Exercise details
In the listing below, identify each line with the word "MainClass" and return those lines.

Stored data
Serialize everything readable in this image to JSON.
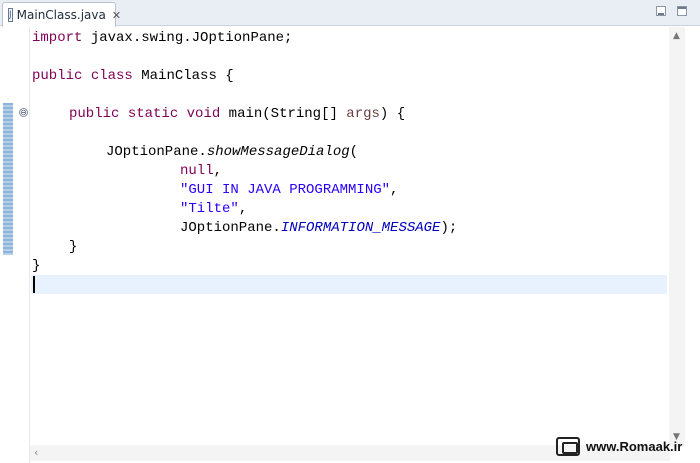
{
  "tab": {
    "file_icon": "J",
    "filename": "MainClass.java",
    "close": "✕"
  },
  "icons": {
    "file": "java-file-icon",
    "close": "close-icon",
    "fold": "fold-minus-icon",
    "minimize": "minimize-icon",
    "maximize": "maximize-icon"
  },
  "editor": {
    "fold_symbol": "⊖",
    "lines": {
      "l1": {
        "kw": "import",
        "rest": " javax.swing.JOptionPane;"
      },
      "l3": {
        "kw1": "public",
        "kw2": "class",
        "rest": " MainClass {"
      },
      "l5": {
        "kw1": "public",
        "kw2": "static",
        "kw3": "void",
        "mid": " main(String[] ",
        "param": "args",
        "end": ") {"
      },
      "l7": {
        "obj": "JOptionPane.",
        "method": "showMessageDialog",
        "end": "("
      },
      "l8": {
        "kw": "null",
        "end": ","
      },
      "l9": {
        "str": "\"GUI IN JAVA PROGRAMMING\"",
        "end": ","
      },
      "l10": {
        "str": "\"Tilte\"",
        "end": ","
      },
      "l11": {
        "obj": "JOptionPane.",
        "const": "INFORMATION_MESSAGE",
        "end": ");"
      },
      "l12": {
        "text": "}"
      },
      "l13": {
        "text": "}"
      }
    }
  },
  "scrollbar": {
    "up": "▲",
    "down": "▼",
    "left": "‹"
  },
  "watermark": {
    "text": "www.Romaak.ir"
  },
  "colors": {
    "keyword": "#7f0055",
    "string": "#2a00ff",
    "constant": "#0000c0",
    "current_line": "#e8f2fe"
  }
}
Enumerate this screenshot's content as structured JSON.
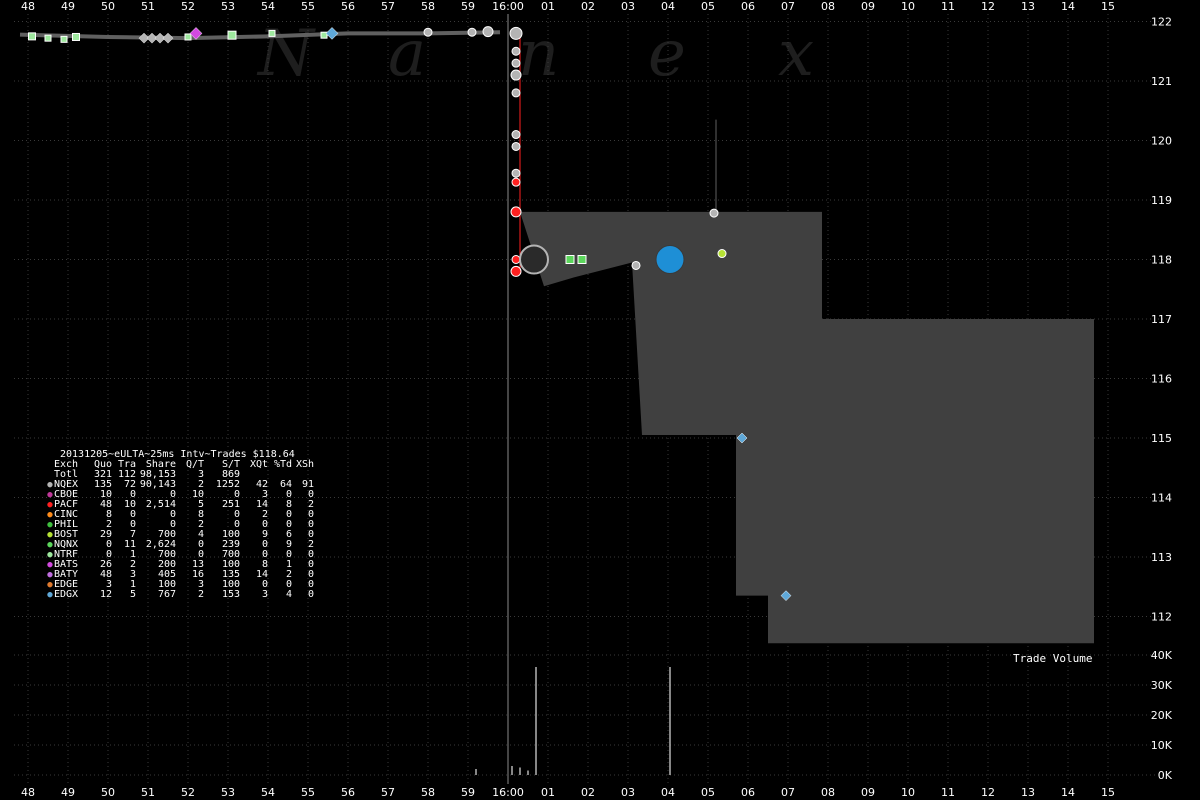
{
  "watermark": "Nanex",
  "colors": {
    "background": "#000000",
    "grid": "#3a3a3a",
    "nbbo_fill": "#404040",
    "price_line": "#606060",
    "session_line": "#8a8a8a",
    "nqex": "#b4b4b4",
    "cboe": "#c0389a",
    "pacf": "#ff2020",
    "cinc": "#ff8c1a",
    "phil": "#3fbf3f",
    "bost": "#b6e234",
    "nqnx": "#5cd65c",
    "ntrf": "#9ee89e",
    "bats": "#d24ae0",
    "baty": "#c06ee0",
    "edge": "#e07a2e",
    "edgx": "#5fa8d8",
    "highlight_circle": "#1e8fd6"
  },
  "chart_data": {
    "type": "scatter",
    "title": "",
    "x_axis": {
      "tick_labels": [
        "48",
        "49",
        "50",
        "51",
        "52",
        "53",
        "54",
        "55",
        "56",
        "57",
        "58",
        "59",
        "16:00",
        "01",
        "02",
        "03",
        "04",
        "05",
        "06",
        "07",
        "08",
        "09",
        "10",
        "11",
        "12",
        "13",
        "14",
        "15"
      ],
      "range_minutes": [
        -12.5,
        15.5
      ],
      "session_boundary": "16:00"
    },
    "y_axis_price": {
      "tick_labels": [
        "122",
        "121",
        "120",
        "119",
        "118",
        "117",
        "116",
        "115",
        "114",
        "113",
        "112"
      ],
      "range": [
        111.5,
        122.3
      ]
    },
    "y_axis_volume": {
      "label": "Trade Volume",
      "tick_labels": [
        "40K",
        "30K",
        "20K",
        "10K",
        "0K"
      ],
      "range": [
        0,
        40000
      ]
    },
    "nbbo_band": [
      {
        "t": 0.3,
        "bid": 118.8,
        "ask": 118.8
      },
      {
        "t": 0.9,
        "bid": 117.55,
        "ask": 118.8
      },
      {
        "t": 1.65,
        "bid": 117.7,
        "ask": 118.8
      },
      {
        "t": 3.1,
        "bid": 117.95,
        "ask": 118.8
      },
      {
        "t": 3.35,
        "bid": 115.05,
        "ask": 118.8
      },
      {
        "t": 5.7,
        "bid": 115.05,
        "ask": 118.8
      },
      {
        "t": 5.7,
        "bid": 112.35,
        "ask": 118.8
      },
      {
        "t": 6.5,
        "bid": 112.35,
        "ask": 118.8
      },
      {
        "t": 6.5,
        "bid": 111.55,
        "ask": 118.8
      },
      {
        "t": 7.85,
        "bid": 111.55,
        "ask": 118.8
      },
      {
        "t": 7.85,
        "bid": 111.55,
        "ask": 117.0
      },
      {
        "t": 14.65,
        "bid": 111.55,
        "ask": 117.0
      }
    ],
    "pre_close_price": [
      {
        "t": -12.2,
        "p": 121.78
      },
      {
        "t": -10.0,
        "p": 121.74
      },
      {
        "t": -8.0,
        "p": 121.72
      },
      {
        "t": -6.0,
        "p": 121.75
      },
      {
        "t": -4.0,
        "p": 121.8
      },
      {
        "t": -2.0,
        "p": 121.8
      },
      {
        "t": -0.2,
        "p": 121.82
      }
    ],
    "trades": [
      {
        "t": -11.9,
        "p": 121.75,
        "ex": "ntrf",
        "shape": "square",
        "size": 7
      },
      {
        "t": -11.5,
        "p": 121.72,
        "ex": "ntrf",
        "shape": "square",
        "size": 6
      },
      {
        "t": -11.1,
        "p": 121.7,
        "ex": "ntrf",
        "shape": "square",
        "size": 6
      },
      {
        "t": -10.8,
        "p": 121.74,
        "ex": "ntrf",
        "shape": "square",
        "size": 7
      },
      {
        "t": -9.1,
        "p": 121.72,
        "ex": "nqex",
        "shape": "diamond",
        "size": 5
      },
      {
        "t": -8.9,
        "p": 121.72,
        "ex": "nqex",
        "shape": "diamond",
        "size": 5
      },
      {
        "t": -8.7,
        "p": 121.72,
        "ex": "nqex",
        "shape": "diamond",
        "size": 5
      },
      {
        "t": -8.5,
        "p": 121.72,
        "ex": "nqex",
        "shape": "diamond",
        "size": 5
      },
      {
        "t": -8.0,
        "p": 121.74,
        "ex": "ntrf",
        "shape": "square",
        "size": 6
      },
      {
        "t": -7.8,
        "p": 121.8,
        "ex": "bats",
        "shape": "diamond",
        "size": 6
      },
      {
        "t": -6.9,
        "p": 121.77,
        "ex": "ntrf",
        "shape": "square",
        "size": 8
      },
      {
        "t": -5.9,
        "p": 121.8,
        "ex": "ntrf",
        "shape": "square",
        "size": 6
      },
      {
        "t": -4.6,
        "p": 121.77,
        "ex": "ntrf",
        "shape": "square",
        "size": 6
      },
      {
        "t": -4.4,
        "p": 121.8,
        "ex": "edgx",
        "shape": "diamond",
        "size": 6
      },
      {
        "t": -2.0,
        "p": 121.82,
        "ex": "nqex",
        "shape": "circle",
        "size": 4
      },
      {
        "t": -0.9,
        "p": 121.82,
        "ex": "nqex",
        "shape": "circle",
        "size": 4
      },
      {
        "t": -0.5,
        "p": 121.83,
        "ex": "nqex",
        "shape": "circle",
        "size": 5
      },
      {
        "t": 0.2,
        "p": 121.8,
        "ex": "nqex",
        "shape": "circle",
        "size": 6
      },
      {
        "t": 0.2,
        "p": 121.5,
        "ex": "nqex",
        "shape": "circle",
        "size": 4
      },
      {
        "t": 0.2,
        "p": 121.3,
        "ex": "nqex",
        "shape": "circle",
        "size": 4
      },
      {
        "t": 0.2,
        "p": 121.1,
        "ex": "nqex",
        "shape": "circle",
        "size": 5
      },
      {
        "t": 0.2,
        "p": 120.8,
        "ex": "nqex",
        "shape": "circle",
        "size": 4
      },
      {
        "t": 0.2,
        "p": 120.1,
        "ex": "nqex",
        "shape": "circle",
        "size": 4
      },
      {
        "t": 0.2,
        "p": 119.9,
        "ex": "nqex",
        "shape": "circle",
        "size": 4
      },
      {
        "t": 0.2,
        "p": 119.45,
        "ex": "nqex",
        "shape": "circle",
        "size": 4
      },
      {
        "t": 0.2,
        "p": 119.3,
        "ex": "pacf",
        "shape": "circle",
        "size": 4
      },
      {
        "t": 0.2,
        "p": 118.8,
        "ex": "pacf",
        "shape": "circle",
        "size": 5
      },
      {
        "t": 0.2,
        "p": 118.0,
        "ex": "pacf",
        "shape": "circle",
        "size": 4
      },
      {
        "t": 0.2,
        "p": 117.8,
        "ex": "pacf",
        "shape": "circle",
        "size": 5
      },
      {
        "t": 0.65,
        "p": 118.0,
        "ex": "nqex",
        "shape": "circle",
        "size": 14,
        "dark": true
      },
      {
        "t": 1.55,
        "p": 118.0,
        "ex": "nqnx",
        "shape": "square",
        "size": 8
      },
      {
        "t": 1.85,
        "p": 118.0,
        "ex": "nqnx",
        "shape": "square",
        "size": 8
      },
      {
        "t": 3.2,
        "p": 117.9,
        "ex": "nqex",
        "shape": "circle",
        "size": 4
      },
      {
        "t": 4.05,
        "p": 118.0,
        "ex": "highlight",
        "shape": "circle",
        "size": 14
      },
      {
        "t": 5.15,
        "p": 118.78,
        "ex": "nqex",
        "shape": "circle",
        "size": 4
      },
      {
        "t": 5.35,
        "p": 118.1,
        "ex": "bost",
        "shape": "circle",
        "size": 4
      },
      {
        "t": 5.85,
        "p": 115.0,
        "ex": "edgx",
        "shape": "diamond",
        "size": 5
      },
      {
        "t": 6.95,
        "p": 112.35,
        "ex": "edgx",
        "shape": "diamond",
        "size": 5
      }
    ],
    "volume_bars": [
      {
        "t": 0.7,
        "v": 36000
      },
      {
        "t": 4.05,
        "v": 36000
      },
      {
        "t": -0.8,
        "v": 2000
      },
      {
        "t": 0.1,
        "v": 3000
      },
      {
        "t": 0.3,
        "v": 2500
      },
      {
        "t": 0.5,
        "v": 1500
      }
    ]
  },
  "stats_panel": {
    "title": "20131205~eULTA~25ms Intv~Trades $118.64",
    "headers": [
      "Exch",
      "Quo",
      "Tra",
      "Share",
      "Q/T",
      "S/T",
      "XQt",
      "%Td",
      "XSh"
    ],
    "rows": [
      {
        "color": "",
        "cells": [
          "Totl",
          "321",
          "112",
          "98,153",
          "3",
          "869",
          "",
          "",
          ""
        ]
      },
      {
        "color": "#b4b4b4",
        "cells": [
          "NQEX",
          "135",
          "72",
          "90,143",
          "2",
          "1252",
          "42",
          "64",
          "91"
        ]
      },
      {
        "color": "#c0389a",
        "cells": [
          "CBOE",
          "10",
          "0",
          "0",
          "10",
          "0",
          "3",
          "0",
          "0"
        ]
      },
      {
        "color": "#ff2020",
        "cells": [
          "PACF",
          "48",
          "10",
          "2,514",
          "5",
          "251",
          "14",
          "8",
          "2"
        ]
      },
      {
        "color": "#ff8c1a",
        "cells": [
          "CINC",
          "8",
          "0",
          "0",
          "8",
          "0",
          "2",
          "0",
          "0"
        ]
      },
      {
        "color": "#3fbf3f",
        "cells": [
          "PHIL",
          "2",
          "0",
          "0",
          "2",
          "0",
          "0",
          "0",
          "0"
        ]
      },
      {
        "color": "#b6e234",
        "cells": [
          "BOST",
          "29",
          "7",
          "700",
          "4",
          "100",
          "9",
          "6",
          "0"
        ]
      },
      {
        "color": "#5cd65c",
        "cells": [
          "NQNX",
          "0",
          "11",
          "2,624",
          "0",
          "239",
          "0",
          "9",
          "2"
        ]
      },
      {
        "color": "#9ee89e",
        "cells": [
          "NTRF",
          "0",
          "1",
          "700",
          "0",
          "700",
          "0",
          "0",
          "0"
        ]
      },
      {
        "color": "#d24ae0",
        "cells": [
          "BATS",
          "26",
          "2",
          "200",
          "13",
          "100",
          "8",
          "1",
          "0"
        ]
      },
      {
        "color": "#c06ee0",
        "cells": [
          "BATY",
          "48",
          "3",
          "405",
          "16",
          "135",
          "14",
          "2",
          "0"
        ]
      },
      {
        "color": "#e07a2e",
        "cells": [
          "EDGE",
          "3",
          "1",
          "100",
          "3",
          "100",
          "0",
          "0",
          "0"
        ]
      },
      {
        "color": "#5fa8d8",
        "cells": [
          "EDGX",
          "12",
          "5",
          "767",
          "2",
          "153",
          "3",
          "4",
          "0"
        ]
      }
    ]
  }
}
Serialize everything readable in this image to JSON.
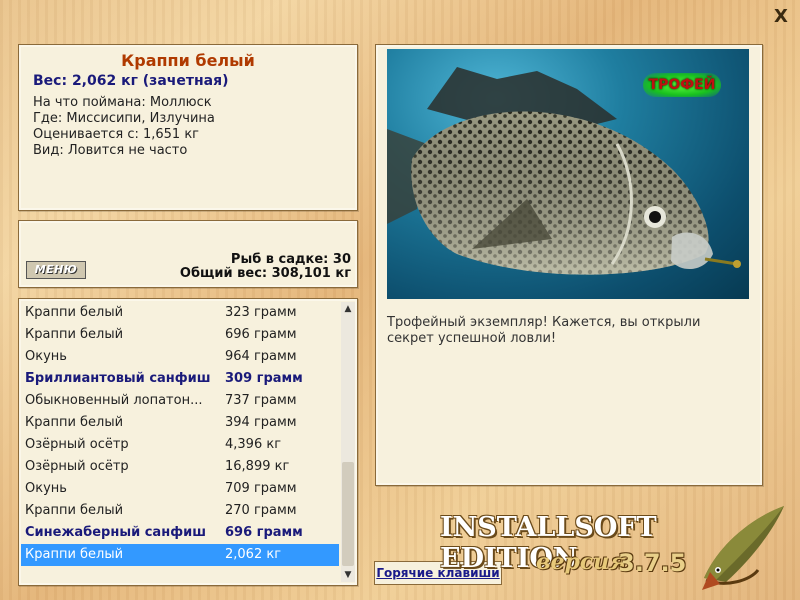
{
  "window": {
    "close_glyph": "X"
  },
  "fish_info": {
    "name": "Краппи белый",
    "weight_line": "Вес: 2,062 кг (зачетная)",
    "bait": "На что поймана: Моллюск",
    "location": "Где: Миссисипи, Излучина",
    "valued_from": "Оценивается с: 1,651 кг",
    "rarity": "Вид: Ловится не часто"
  },
  "stats": {
    "menu_label": "МЕНЮ",
    "fish_count": "Рыб в садке: 30",
    "total_weight": "Общий вес: 308,101 кг"
  },
  "catch_list": {
    "rows": [
      {
        "name": "Краппи белый",
        "weight": "323 грамм",
        "style": "normal"
      },
      {
        "name": "Краппи белый",
        "weight": "696 грамм",
        "style": "normal"
      },
      {
        "name": "Окунь",
        "weight": "964 грамм",
        "style": "normal"
      },
      {
        "name": "Бриллиантовый санфиш",
        "weight": "309 грамм",
        "style": "bold"
      },
      {
        "name": "Обыкновенный лопатон...",
        "weight": "737 грамм",
        "style": "normal"
      },
      {
        "name": "Краппи белый",
        "weight": "394 грамм",
        "style": "normal"
      },
      {
        "name": "Озёрный осётр",
        "weight": "4,396 кг",
        "style": "normal"
      },
      {
        "name": "Озёрный осётр",
        "weight": "16,899 кг",
        "style": "normal"
      },
      {
        "name": "Окунь",
        "weight": "709 грамм",
        "style": "normal"
      },
      {
        "name": "Краппи белый",
        "weight": "270 грамм",
        "style": "normal"
      },
      {
        "name": "Синежаберный санфиш",
        "weight": "696 грамм",
        "style": "bold"
      },
      {
        "name": "Краппи белый",
        "weight": "2,062 кг",
        "style": "selected"
      }
    ],
    "scroll": {
      "up_icon": "chevron-up-icon",
      "down_icon": "chevron-down-icon"
    }
  },
  "picture": {
    "trophy_badge": "ТРОФЕЙ",
    "caption": "Трофейный экземпляр! Кажется, вы открыли секрет успешной ловли!"
  },
  "footer": {
    "hotkeys_label": "Горячие клавиши",
    "brand": "INSTALLSOFT EDITION",
    "version_word": "версия",
    "version_number": "3.7.5"
  },
  "colors": {
    "selection": "#3399ff",
    "name_orange": "#b03a00",
    "bold_blue": "#1a1a7a"
  }
}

Result of this exercise
    "filename": "MainClass.java",
        "rest": " MainClass {"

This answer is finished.